GOAL
All of the material should be reproduced exactly, with pictures left out.
*****
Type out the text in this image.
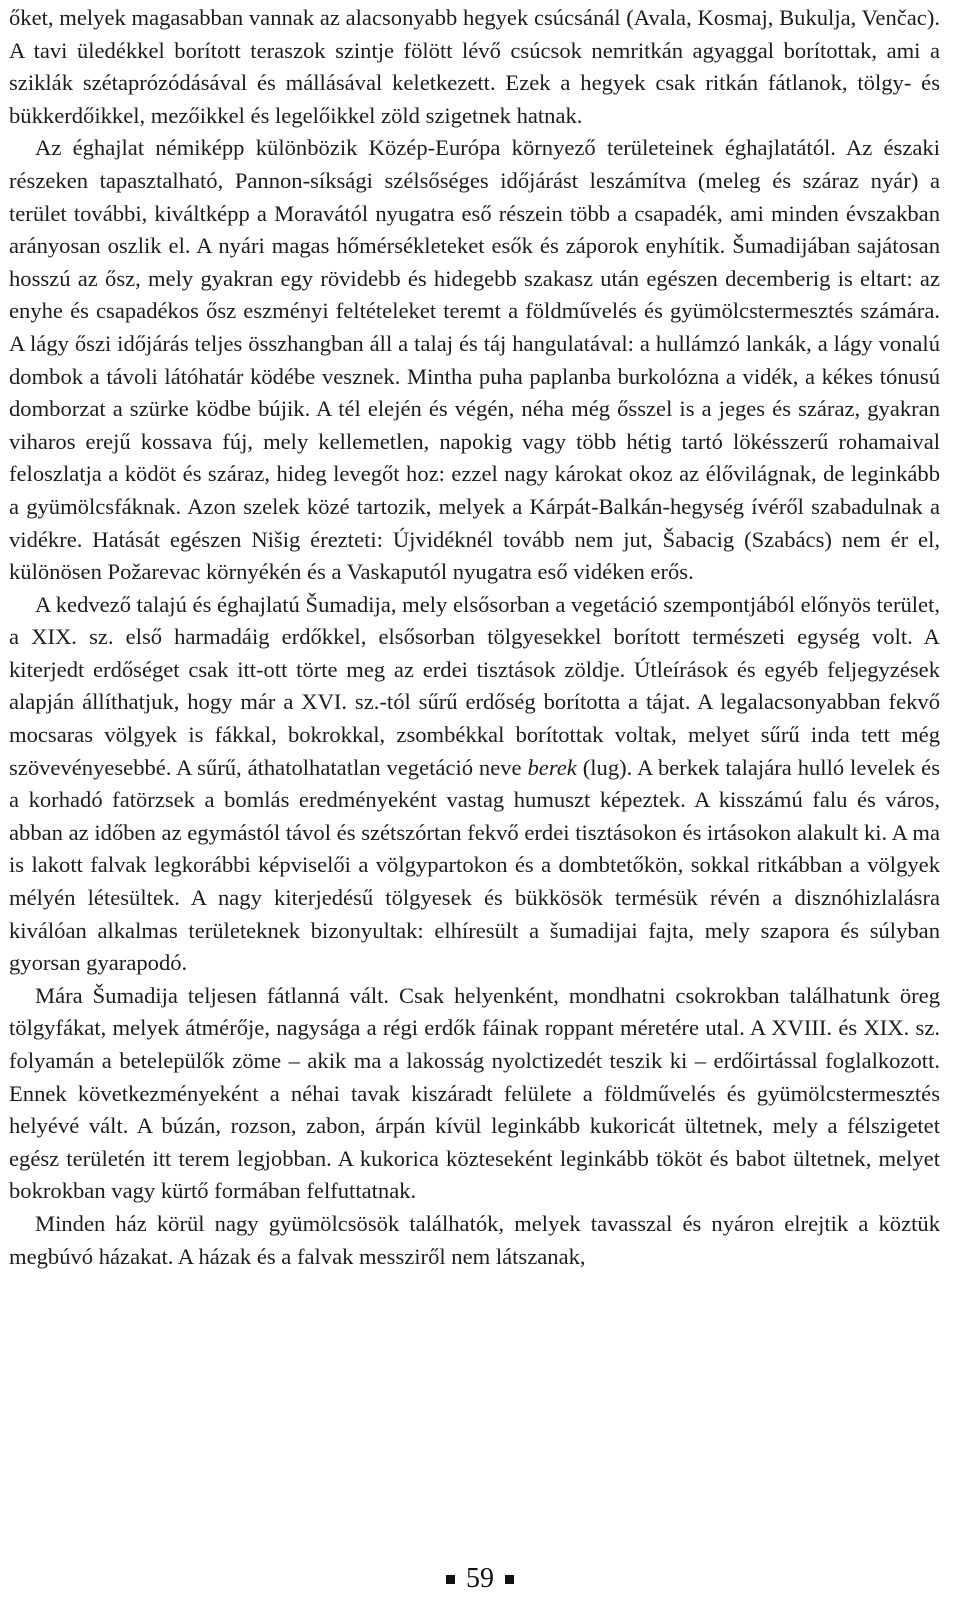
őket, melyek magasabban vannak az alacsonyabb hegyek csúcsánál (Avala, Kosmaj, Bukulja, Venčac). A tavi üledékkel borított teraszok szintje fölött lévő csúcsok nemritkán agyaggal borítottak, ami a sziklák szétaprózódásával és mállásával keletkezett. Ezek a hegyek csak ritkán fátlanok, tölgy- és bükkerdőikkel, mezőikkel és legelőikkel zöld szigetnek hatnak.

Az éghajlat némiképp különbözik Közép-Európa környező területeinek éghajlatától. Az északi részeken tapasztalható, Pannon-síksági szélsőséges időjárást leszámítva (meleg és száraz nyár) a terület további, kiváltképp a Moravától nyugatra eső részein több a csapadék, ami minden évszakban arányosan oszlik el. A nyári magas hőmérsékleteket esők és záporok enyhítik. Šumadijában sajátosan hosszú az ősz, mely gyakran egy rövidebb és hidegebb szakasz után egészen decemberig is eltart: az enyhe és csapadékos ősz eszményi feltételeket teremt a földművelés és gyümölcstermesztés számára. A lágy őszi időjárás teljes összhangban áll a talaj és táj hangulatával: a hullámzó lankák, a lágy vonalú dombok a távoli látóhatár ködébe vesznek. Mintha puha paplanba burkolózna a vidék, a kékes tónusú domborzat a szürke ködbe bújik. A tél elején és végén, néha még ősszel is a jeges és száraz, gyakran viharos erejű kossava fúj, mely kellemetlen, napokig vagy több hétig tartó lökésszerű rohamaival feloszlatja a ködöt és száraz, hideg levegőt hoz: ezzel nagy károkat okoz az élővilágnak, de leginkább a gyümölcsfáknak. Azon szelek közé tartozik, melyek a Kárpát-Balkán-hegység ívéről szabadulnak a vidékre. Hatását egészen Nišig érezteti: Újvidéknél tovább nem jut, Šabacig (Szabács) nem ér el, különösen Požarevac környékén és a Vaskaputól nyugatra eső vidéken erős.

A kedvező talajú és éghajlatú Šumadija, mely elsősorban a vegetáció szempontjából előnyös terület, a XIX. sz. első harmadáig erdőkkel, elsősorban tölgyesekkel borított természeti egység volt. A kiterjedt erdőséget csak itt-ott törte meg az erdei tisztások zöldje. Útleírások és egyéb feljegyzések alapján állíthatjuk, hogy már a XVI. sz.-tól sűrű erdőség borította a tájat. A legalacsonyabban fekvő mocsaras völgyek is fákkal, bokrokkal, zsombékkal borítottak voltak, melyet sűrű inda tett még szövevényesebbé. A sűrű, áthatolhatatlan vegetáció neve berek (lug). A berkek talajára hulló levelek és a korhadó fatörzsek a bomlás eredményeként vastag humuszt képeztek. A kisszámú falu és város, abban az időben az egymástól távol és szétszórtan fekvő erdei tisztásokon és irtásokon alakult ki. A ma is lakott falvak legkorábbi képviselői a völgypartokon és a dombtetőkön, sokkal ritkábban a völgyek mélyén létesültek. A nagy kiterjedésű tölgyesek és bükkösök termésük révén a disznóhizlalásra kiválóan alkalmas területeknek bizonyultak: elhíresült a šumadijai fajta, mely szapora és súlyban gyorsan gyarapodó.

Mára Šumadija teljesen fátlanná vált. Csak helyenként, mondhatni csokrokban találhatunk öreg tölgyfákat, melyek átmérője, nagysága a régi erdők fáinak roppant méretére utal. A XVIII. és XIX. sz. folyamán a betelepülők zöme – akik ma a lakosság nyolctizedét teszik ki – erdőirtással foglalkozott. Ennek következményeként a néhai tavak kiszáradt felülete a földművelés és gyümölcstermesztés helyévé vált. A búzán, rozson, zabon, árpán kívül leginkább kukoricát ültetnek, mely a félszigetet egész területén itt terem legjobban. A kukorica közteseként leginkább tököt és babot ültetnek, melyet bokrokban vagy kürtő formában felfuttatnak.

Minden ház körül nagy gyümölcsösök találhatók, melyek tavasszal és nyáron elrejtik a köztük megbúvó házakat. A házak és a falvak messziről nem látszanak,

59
*****
WRITTEN ANSWER
Type out the text in this image.
őket, melyek magasabban vannak az alacsonyabb hegyek csúcsánál (Avala, Kosmaj, Bukulja, Venčac). A tavi üledékkel borított teraszok szintje fölött lévő csúcsok nemritkán agyaggal borítottak, ami a sziklák szétaprózódásával és mállásával keletkezett. Ezek a hegyek csak ritkán fátlanok, tölgy- és bükkerdőikkel, mezőikkel és legelőikkel zöld szigetnek hatnak.

Az éghajlat némiképp különbözik Közép-Európa környező területeinek éghajlatától. Az északi részeken tapasztalható, Pannon-síksági szélsőséges időjárást leszámítva (meleg és száraz nyár) a terület további, kiváltképp a Moravától nyugatra eső részein több a csapadék, ami minden évszakban arányosan oszlik el. A nyári magas hőmérsékleteket esők és záporok enyhítik. Šumadijában sajátosan hosszú az ősz, mely gyakran egy rövidebb és hidegebb szakasz után egészen decemberig is eltart: az enyhe és csapadékos ősz eszményi feltételeket teremt a földművelés és gyümölcstermesztés számára. A lágy őszi időjárás teljes összhangban áll a talaj és táj hangulatával: a hullámzó lankák, a lágy vonalú dombok a távoli látóhatár ködébe vesznek. Mintha puha paplanba burkolózna a vidék, a kékes tónusú domborzat a szürke ködbe bújik. A tél elején és végén, néha még ősszel is a jeges és száraz, gyakran viharos erejű kossava fúj, mely kellemetlen, napokig vagy több hétig tartó lökésszerű rohamaival feloszlatja a ködöt és száraz, hideg levegőt hoz: ezzel nagy károkat okoz az élővilágnak, de leginkább a gyümölcsfáknak. Azon szelek közé tartozik, melyek a Kárpát-Balkán-hegység ívéről szabadulnak a vidékre. Hatását egészen Nišig érezteti: Újvidéknél tovább nem jut, Šabacig (Szabács) nem ér el, különösen Požarevac környékén és a Vaskaputól nyugatra eső vidéken erős.

A kedvező talajú és éghajlatú Šumadija, mely elsősorban a vegetáció szempontjából előnyös terület, a XIX. sz. első harmadáig erdőkkel, elsősorban tölgyesekkel borított természeti egység volt. A kiterjedt erdőséget csak itt-ott törte meg az erdei tisztások zöldje. Útleírások és egyéb feljegyzések alapján állíthatjuk, hogy már a XVI. sz.-tól sűrű erdőség borította a tájat. A legalacsonyabban fekvő mocsaras völgyek is fákkal, bokrokkal, zsombékkal borítottak voltak, melyet sűrű inda tett még szövevényesebbé. A sűrű, áthatolhatatlan vegetáció neve berek (lug). A berkek talajára hulló levelek és a korhadó fatörzsek a bomlás eredményeként vastag humuszt képeztek. A kisszámú falu és város, abban az időben az egymástól távol és szétszórtan fekvő erdei tisztásokon és irtásokon alakult ki. A ma is lakott falvak legkorábbi képviselői a völgypartokon és a dombtetőkön, sokkal ritkábban a völgyek mélyén létesültek. A nagy kiterjedésű tölgyesek és bükkösök termésük révén a disznóhizlalásra kiválóan alkalmas területeknek bizonyultak: elhíresült a šumadijai fajta, mely szapora és súlyban gyorsan gyarapodó.

Mára Šumadija teljesen fátlanná vált. Csak helyenként, mondhatni csokrokban találhatunk öreg tölgyfákat, melyek átmérője, nagysága a régi erdők fáinak roppant méretére utal. A XVIII. és XIX. sz. folyamán a betelepülők zöme – akik ma a lakosság nyolctizedét teszik ki – erdőirtással foglalkozott. Ennek következményeként a néhai tavak kiszáradt felülete a földművelés és gyümölcstermesztés helyévé vált. A búzán, rozson, zabon, árpán kívül leginkább kukoricát ültetnek, mely a félszigetet egész területén itt terem legjobban. A kukorica közteseként leginkább tököt és babot ültetnek, melyet bokrokban vagy kürtő formában felfuttatnak.

Minden ház körül nagy gyümölcsösök találhatók, melyek tavasszal és nyáron elrejtik a köztük megbúvó házakat. A házak és a falvak messziről nem látszanak,

59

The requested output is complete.